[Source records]

..............................

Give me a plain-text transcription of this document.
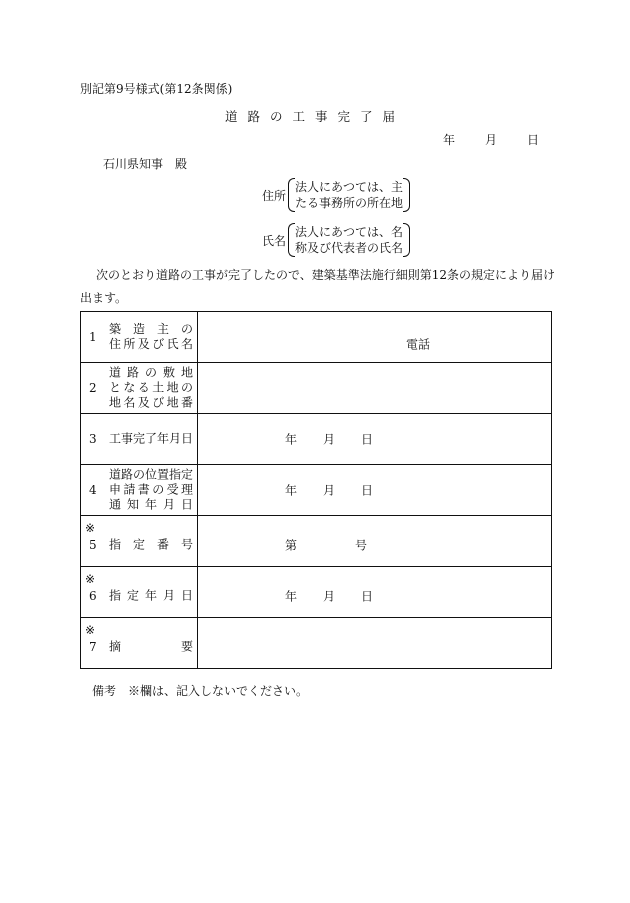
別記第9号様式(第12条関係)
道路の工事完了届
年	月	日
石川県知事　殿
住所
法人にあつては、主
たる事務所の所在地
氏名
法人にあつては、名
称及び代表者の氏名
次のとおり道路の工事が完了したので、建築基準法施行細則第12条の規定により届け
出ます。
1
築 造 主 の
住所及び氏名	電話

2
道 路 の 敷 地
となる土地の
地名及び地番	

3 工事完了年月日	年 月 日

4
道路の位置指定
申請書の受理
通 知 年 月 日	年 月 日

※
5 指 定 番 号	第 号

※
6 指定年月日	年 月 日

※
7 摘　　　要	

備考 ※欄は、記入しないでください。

..............................

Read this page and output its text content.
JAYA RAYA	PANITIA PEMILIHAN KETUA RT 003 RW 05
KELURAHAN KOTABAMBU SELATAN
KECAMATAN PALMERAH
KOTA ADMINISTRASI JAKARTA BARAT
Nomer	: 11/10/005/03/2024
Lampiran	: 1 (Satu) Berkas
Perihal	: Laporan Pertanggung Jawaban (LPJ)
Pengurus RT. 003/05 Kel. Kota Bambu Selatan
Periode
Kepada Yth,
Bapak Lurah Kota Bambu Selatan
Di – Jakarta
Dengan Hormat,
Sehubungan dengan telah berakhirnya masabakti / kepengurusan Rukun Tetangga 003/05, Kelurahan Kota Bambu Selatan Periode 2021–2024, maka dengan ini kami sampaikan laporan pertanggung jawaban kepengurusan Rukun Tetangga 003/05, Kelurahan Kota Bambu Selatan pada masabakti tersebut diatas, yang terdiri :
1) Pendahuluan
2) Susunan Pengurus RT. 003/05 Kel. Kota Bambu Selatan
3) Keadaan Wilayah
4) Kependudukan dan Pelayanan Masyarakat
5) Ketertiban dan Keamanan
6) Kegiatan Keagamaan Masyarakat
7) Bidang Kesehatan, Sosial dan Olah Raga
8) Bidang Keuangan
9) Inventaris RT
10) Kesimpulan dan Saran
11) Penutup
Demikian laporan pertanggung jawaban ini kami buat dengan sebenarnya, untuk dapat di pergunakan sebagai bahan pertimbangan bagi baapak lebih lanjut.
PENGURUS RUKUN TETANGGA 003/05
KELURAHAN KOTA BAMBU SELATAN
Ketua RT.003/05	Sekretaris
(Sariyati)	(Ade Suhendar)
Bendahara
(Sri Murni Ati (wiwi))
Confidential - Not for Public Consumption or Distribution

..............................

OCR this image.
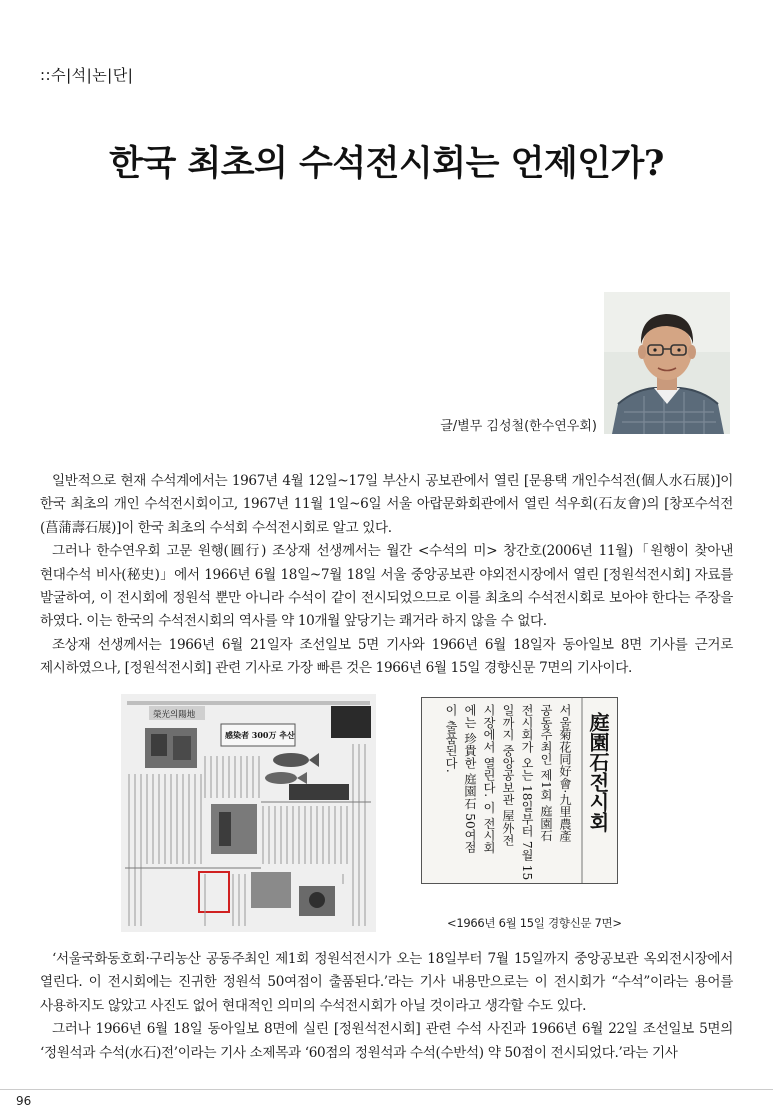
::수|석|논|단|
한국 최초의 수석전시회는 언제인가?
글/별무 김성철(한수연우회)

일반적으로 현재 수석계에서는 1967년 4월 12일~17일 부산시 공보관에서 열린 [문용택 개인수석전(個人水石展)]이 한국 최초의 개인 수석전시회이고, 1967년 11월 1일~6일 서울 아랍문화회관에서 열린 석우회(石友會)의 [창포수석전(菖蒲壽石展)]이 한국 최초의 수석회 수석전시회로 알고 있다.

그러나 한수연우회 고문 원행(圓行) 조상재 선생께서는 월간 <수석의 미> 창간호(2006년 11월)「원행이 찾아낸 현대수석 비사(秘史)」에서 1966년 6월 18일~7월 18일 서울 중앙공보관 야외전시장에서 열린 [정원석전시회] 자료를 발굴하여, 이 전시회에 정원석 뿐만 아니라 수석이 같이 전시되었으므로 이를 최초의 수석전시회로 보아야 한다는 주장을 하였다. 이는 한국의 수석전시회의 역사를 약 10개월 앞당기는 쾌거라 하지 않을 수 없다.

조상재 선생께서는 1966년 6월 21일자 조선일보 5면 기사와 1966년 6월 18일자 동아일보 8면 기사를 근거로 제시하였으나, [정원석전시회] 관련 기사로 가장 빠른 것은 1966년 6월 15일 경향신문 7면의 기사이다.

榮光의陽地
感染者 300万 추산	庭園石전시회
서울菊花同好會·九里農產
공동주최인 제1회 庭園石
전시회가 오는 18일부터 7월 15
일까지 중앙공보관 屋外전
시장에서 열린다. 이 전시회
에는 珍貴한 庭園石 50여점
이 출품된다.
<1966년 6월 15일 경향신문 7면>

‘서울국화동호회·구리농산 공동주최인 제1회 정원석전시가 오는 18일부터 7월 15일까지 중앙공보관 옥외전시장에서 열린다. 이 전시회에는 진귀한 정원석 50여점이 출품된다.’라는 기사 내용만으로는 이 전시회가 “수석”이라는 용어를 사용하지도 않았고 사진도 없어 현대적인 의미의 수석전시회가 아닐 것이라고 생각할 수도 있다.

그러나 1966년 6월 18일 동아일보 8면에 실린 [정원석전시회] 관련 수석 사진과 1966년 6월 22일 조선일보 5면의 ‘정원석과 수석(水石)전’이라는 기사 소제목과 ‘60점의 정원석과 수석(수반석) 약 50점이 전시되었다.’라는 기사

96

..............................

Task requirements:
From the data, collect all lines where the string "경향신문" appears.

Right answer:
조상재 선생께서는 1966년 6월 21일자 조선일보 5면 기사와 1966년 6월 18일자 동아일보 8면 기사를 근거로 제시하였으나, [정원석전시회] 관련 기사로 가장 빠른 것은 1966년 6월 15일 경향신문 7면의 기사이다.
<1966년 6월 15일 경향신문 7면>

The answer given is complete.